## What is required
Quote all of the data below exactly, please.
Start
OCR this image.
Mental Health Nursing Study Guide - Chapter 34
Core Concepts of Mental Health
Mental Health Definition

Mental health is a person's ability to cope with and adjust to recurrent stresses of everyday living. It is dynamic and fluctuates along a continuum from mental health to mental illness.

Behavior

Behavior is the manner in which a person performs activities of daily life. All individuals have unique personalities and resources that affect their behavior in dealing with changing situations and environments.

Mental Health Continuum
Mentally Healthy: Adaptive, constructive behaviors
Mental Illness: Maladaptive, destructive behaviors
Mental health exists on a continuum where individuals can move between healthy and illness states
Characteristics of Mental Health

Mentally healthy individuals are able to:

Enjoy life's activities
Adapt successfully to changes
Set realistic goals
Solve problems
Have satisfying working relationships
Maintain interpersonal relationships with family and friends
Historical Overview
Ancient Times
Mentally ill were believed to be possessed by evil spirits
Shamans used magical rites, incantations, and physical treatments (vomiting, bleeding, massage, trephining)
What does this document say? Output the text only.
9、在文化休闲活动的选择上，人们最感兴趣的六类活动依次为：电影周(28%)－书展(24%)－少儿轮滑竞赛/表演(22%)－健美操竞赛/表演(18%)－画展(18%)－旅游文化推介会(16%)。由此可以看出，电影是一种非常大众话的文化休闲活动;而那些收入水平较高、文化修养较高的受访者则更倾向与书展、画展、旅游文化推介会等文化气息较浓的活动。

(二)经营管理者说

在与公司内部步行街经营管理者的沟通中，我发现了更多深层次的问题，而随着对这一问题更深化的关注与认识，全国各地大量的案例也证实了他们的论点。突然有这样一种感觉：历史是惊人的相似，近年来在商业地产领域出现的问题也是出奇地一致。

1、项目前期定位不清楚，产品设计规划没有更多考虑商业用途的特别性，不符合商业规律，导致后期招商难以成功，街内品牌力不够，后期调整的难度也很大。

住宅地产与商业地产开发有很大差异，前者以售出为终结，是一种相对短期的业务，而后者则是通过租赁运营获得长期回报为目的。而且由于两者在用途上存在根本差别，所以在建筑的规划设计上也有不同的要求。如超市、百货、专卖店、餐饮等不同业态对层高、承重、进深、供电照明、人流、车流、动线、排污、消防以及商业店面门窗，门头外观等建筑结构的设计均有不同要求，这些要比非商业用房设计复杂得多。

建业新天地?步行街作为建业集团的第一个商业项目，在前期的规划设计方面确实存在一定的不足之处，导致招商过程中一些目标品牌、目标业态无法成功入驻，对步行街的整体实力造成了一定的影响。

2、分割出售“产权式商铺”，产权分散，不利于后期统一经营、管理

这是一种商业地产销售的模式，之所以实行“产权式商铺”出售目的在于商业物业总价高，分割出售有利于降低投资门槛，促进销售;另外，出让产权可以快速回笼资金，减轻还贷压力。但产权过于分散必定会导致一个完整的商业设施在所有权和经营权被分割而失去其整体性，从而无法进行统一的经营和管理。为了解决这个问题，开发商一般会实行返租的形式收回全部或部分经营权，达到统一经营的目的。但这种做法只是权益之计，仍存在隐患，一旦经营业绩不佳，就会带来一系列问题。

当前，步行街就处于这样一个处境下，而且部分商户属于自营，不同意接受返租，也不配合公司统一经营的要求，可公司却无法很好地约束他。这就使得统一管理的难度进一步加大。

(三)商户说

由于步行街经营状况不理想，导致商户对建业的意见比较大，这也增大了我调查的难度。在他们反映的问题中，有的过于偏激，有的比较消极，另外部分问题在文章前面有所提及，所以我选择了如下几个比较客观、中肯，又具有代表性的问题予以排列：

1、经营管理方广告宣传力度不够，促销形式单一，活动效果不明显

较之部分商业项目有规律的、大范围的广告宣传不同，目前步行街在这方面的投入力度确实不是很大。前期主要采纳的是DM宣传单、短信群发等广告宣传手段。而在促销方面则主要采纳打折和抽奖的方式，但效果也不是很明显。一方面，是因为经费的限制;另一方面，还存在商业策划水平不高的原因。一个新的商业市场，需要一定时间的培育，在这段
End
## Answer below
OCR this image.
Mental Health Nursing Study Guide - Chapter 34
Core Concepts of Mental Health
Mental Health Definition

Mental health is a person's ability to cope with and adjust to recurrent stresses of everyday living. It is dynamic and fluctuates along a continuum from mental health to mental illness.

Behavior

Behavior is the manner in which a person performs activities of daily life. All individuals have unique personalities and resources that affect their behavior in dealing with changing situations and environments.

Mental Health Continuum
Mentally Healthy: Adaptive, constructive behaviors
Mental Illness: Maladaptive, destructive behaviors
Mental health exists on a continuum where individuals can move between healthy and illness states
Characteristics of Mental Health

Mentally healthy individuals are able to:

Enjoy life's activities
Adapt successfully to changes
Set realistic goals
Solve problems
Have satisfying working relationships
Maintain interpersonal relationships with family and friends
Historical Overview
Ancient Times
Mentally ill were believed to be possessed by evil spirits
Shamans used magical rites, incantations, and physical treatments (vomiting, bleeding, massage, trephining)
What does this document say? Output the text only.
9、在文化休闲活动的选择上，人们最感兴趣的六类活动依次为：电影周(28%)－书展(24%)－少儿轮滑竞赛/表演(22%)－健美操竞赛/表演(18%)－画展(18%)－旅游文化推介会(16%)。由此可以看出，电影是一种非常大众话的文化休闲活动;而那些收入水平较高、文化修养较高的受访者则更倾向与书展、画展、旅游文化推介会等文化气息较浓的活动。

(二)经营管理者说

在与公司内部步行街经营管理者的沟通中，我发现了更多深层次的问题，而随着对这一问题更深化的关注与认识，全国各地大量的案例也证实了他们的论点。突然有这样一种感觉：历史是惊人的相似，近年来在商业地产领域出现的问题也是出奇地一致。

1、项目前期定位不清楚，产品设计规划没有更多考虑商业用途的特别性，不符合商业规律，导致后期招商难以成功，街内品牌力不够，后期调整的难度也很大。

住宅地产与商业地产开发有很大差异，前者以售出为终结，是一种相对短期的业务，而后者则是通过租赁运营获得长期回报为目的。而且由于两者在用途上存在根本差别，所以在建筑的规划设计上也有不同的要求。如超市、百货、专卖店、餐饮等不同业态对层高、承重、进深、供电照明、人流、车流、动线、排污、消防以及商业店面门窗，门头外观等建筑结构的设计均有不同要求，这些要比非商业用房设计复杂得多。

建业新天地?步行街作为建业集团的第一个商业项目，在前期的规划设计方面确实存在一定的不足之处，导致招商过程中一些目标品牌、目标业态无法成功入驻，对步行街的整体实力造成了一定的影响。

2、分割出售“产权式商铺”，产权分散，不利于后期统一经营、管理

这是一种商业地产销售的模式，之所以实行“产权式商铺”出售目的在于商业物业总价高，分割出售有利于降低投资门槛，促进销售;另外，出让产权可以快速回笼资金，减轻还贷压力。但产权过于分散必定会导致一个完整的商业设施在所有权和经营权被分割而失去其整体性，从而无法进行统一的经营和管理。为了解决这个问题，开发商一般会实行返租的形式收回全部或部分经营权，达到统一经营的目的。但这种做法只是权益之计，仍存在隐患，一旦经营业绩不佳，就会带来一系列问题。

当前，步行街就处于这样一个处境下，而且部分商户属于自营，不同意接受返租，也不配合公司统一经营的要求，可公司却无法很好地约束他。这就使得统一管理的难度进一步加大。

(三)商户说

由于步行街经营状况不理想，导致商户对建业的意见比较大，这也增大了我调查的难度。在他们反映的问题中，有的过于偏激，有的比较消极，另外部分问题在文章前面有所提及，所以我选择了如下几个比较客观、中肯，又具有代表性的问题予以排列：

1、经营管理方广告宣传力度不够，促销形式单一，活动效果不明显

较之部分商业项目有规律的、大范围的广告宣传不同，目前步行街在这方面的投入力度确实不是很大。前期主要采纳的是DM宣传单、短信群发等广告宣传手段。而在促销方面则主要采纳打折和抽奖的方式，但效果也不是很明显。一方面，是因为经费的限制;另一方面，还存在商业策划水平不高的原因。一个新的商业市场，需要一定时间的培育，在这段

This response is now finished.